● **Dataset extract**:

>> START

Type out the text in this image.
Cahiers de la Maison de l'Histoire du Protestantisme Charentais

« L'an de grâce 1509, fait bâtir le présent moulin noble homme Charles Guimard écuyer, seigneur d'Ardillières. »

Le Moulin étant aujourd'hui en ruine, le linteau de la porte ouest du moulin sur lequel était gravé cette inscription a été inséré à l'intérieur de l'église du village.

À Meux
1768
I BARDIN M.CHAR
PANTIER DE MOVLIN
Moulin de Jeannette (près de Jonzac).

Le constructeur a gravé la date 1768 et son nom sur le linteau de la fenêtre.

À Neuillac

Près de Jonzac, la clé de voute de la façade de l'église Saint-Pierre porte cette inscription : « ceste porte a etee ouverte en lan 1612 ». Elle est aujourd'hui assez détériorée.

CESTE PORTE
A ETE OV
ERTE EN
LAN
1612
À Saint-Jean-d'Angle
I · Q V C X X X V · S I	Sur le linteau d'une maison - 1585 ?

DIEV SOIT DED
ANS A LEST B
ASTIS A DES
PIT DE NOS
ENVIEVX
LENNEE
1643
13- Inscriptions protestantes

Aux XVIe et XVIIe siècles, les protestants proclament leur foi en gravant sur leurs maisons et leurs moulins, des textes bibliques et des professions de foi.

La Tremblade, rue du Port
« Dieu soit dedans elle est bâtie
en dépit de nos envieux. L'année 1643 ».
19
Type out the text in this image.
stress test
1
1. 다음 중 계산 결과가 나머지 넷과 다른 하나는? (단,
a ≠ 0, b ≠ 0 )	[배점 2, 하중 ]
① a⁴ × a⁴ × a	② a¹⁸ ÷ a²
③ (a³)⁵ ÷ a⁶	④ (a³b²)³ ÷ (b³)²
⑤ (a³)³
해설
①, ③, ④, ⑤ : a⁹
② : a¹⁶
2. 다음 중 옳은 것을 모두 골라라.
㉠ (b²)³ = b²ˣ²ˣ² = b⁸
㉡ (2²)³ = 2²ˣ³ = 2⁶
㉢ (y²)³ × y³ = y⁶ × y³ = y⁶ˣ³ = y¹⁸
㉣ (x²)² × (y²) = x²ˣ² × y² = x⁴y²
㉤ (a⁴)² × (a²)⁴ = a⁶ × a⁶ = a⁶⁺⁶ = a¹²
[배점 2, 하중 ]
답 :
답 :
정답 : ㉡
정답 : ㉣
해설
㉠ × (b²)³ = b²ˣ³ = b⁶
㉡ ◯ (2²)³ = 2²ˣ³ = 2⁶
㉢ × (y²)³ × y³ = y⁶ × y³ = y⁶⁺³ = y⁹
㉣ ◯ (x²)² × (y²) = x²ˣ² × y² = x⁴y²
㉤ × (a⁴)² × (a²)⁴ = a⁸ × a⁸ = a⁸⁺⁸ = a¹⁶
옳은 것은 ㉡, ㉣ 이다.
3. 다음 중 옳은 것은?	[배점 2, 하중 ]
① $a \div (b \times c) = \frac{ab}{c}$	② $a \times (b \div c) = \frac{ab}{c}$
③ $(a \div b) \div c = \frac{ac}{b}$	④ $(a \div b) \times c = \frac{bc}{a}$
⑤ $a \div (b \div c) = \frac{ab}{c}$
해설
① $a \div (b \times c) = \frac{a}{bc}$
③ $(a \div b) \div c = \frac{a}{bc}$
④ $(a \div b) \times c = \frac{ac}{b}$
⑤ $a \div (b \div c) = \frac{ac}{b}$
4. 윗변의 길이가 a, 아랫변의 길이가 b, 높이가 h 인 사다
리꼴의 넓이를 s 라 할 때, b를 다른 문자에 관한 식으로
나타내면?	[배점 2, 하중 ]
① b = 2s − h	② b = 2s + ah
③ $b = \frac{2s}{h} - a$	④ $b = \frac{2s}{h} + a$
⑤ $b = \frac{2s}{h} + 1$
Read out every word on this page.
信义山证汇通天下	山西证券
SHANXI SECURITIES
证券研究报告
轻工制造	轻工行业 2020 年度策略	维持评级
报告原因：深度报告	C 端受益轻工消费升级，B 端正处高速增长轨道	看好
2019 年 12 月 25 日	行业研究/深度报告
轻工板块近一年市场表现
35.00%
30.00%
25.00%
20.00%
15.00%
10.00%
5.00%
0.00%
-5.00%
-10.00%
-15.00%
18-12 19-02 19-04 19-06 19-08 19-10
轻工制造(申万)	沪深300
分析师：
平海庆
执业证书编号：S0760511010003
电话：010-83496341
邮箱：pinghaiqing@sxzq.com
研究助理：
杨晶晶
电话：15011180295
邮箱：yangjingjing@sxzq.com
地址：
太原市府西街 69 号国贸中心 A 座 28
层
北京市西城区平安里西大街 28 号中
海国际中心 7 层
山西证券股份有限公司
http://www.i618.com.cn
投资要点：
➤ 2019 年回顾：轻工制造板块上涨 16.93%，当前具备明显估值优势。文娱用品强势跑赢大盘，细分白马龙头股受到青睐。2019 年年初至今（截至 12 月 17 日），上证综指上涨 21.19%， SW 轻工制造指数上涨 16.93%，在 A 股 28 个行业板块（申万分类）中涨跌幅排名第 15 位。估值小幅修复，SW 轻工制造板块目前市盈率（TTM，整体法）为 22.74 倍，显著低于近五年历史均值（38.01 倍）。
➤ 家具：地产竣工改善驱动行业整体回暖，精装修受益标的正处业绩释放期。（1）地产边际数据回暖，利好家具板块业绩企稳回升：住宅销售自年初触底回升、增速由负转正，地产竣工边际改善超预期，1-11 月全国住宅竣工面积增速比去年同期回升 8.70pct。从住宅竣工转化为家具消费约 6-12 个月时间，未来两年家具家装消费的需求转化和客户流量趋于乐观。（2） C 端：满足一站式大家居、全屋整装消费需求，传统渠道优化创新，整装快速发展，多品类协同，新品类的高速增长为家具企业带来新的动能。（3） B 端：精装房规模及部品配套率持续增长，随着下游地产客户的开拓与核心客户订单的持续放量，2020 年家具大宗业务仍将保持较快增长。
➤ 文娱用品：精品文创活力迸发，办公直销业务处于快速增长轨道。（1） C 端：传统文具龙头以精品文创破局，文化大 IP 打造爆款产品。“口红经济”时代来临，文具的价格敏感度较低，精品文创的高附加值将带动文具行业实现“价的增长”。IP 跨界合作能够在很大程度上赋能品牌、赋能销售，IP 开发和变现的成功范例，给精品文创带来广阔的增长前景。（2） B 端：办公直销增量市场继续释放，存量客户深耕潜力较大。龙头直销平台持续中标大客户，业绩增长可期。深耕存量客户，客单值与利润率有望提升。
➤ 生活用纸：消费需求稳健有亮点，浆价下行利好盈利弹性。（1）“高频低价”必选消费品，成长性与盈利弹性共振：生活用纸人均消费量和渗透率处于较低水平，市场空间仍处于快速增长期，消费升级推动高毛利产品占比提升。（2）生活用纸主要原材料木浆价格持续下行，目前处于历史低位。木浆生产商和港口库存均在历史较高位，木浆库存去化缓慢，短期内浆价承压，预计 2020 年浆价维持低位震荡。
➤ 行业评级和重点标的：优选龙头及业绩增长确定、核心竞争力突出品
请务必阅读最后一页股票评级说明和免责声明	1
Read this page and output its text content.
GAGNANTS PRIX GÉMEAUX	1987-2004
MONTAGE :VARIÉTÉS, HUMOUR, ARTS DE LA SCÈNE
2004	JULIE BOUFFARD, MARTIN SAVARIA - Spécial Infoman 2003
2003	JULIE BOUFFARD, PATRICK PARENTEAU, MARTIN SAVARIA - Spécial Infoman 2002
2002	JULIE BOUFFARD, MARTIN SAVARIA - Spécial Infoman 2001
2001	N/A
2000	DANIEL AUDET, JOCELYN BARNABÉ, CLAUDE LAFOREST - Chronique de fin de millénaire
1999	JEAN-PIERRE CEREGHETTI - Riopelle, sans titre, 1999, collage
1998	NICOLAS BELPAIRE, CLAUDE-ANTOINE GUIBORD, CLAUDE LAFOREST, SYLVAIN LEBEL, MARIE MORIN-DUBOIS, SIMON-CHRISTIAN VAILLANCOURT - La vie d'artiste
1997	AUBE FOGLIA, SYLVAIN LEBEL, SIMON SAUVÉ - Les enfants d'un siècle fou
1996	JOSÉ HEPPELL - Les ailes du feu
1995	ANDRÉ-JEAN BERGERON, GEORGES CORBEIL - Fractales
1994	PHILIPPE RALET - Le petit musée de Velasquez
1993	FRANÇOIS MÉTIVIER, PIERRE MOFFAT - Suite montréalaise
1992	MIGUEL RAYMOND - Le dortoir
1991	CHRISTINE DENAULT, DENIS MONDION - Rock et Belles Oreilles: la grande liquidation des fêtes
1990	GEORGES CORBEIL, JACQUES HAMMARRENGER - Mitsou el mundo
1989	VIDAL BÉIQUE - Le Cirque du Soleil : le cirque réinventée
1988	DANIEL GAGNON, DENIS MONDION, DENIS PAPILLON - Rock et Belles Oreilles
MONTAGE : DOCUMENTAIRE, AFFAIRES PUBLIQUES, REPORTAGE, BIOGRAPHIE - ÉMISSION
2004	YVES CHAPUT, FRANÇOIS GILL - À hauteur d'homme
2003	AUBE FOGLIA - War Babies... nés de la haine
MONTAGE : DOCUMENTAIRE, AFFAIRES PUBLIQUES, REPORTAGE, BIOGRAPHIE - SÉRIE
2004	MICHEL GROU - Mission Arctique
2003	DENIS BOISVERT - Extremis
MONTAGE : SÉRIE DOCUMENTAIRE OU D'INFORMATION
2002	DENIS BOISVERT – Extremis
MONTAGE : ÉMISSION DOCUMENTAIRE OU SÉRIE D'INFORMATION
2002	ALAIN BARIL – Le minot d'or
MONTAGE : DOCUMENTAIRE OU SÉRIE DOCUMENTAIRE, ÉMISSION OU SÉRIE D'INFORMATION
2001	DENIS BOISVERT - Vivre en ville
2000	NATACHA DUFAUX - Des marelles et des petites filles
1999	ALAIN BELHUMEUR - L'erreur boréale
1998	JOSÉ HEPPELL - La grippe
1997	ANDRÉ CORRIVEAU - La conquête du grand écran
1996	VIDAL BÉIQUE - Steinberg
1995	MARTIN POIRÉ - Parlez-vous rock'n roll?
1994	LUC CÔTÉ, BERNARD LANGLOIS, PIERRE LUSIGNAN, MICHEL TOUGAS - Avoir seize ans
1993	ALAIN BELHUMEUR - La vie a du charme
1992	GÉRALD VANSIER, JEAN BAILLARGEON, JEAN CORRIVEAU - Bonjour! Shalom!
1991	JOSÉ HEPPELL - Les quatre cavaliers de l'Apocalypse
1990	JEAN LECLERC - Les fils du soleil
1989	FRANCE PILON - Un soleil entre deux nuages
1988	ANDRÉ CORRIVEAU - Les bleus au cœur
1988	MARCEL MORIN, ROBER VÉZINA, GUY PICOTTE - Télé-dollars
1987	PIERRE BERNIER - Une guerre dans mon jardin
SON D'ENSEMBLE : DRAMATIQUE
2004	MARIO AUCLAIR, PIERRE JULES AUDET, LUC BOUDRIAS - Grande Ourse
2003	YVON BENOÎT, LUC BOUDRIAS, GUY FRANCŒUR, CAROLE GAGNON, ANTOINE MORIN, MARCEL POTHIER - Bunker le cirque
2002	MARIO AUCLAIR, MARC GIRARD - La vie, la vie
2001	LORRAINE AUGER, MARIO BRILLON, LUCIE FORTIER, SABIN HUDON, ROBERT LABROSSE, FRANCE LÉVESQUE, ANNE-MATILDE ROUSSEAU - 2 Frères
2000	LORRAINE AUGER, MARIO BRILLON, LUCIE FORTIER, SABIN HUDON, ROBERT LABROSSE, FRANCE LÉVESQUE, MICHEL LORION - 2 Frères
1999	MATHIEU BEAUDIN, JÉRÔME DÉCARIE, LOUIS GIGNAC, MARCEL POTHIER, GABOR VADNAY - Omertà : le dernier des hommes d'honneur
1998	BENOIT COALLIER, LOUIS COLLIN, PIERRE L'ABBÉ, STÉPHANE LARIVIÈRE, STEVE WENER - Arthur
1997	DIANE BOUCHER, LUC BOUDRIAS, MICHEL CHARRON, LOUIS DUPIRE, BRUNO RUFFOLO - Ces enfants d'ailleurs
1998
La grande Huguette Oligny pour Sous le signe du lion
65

>> END

● **What this task involves**:
Report only how many lines in the listing contain the string "Oreilles".

● **Expected answer**:
2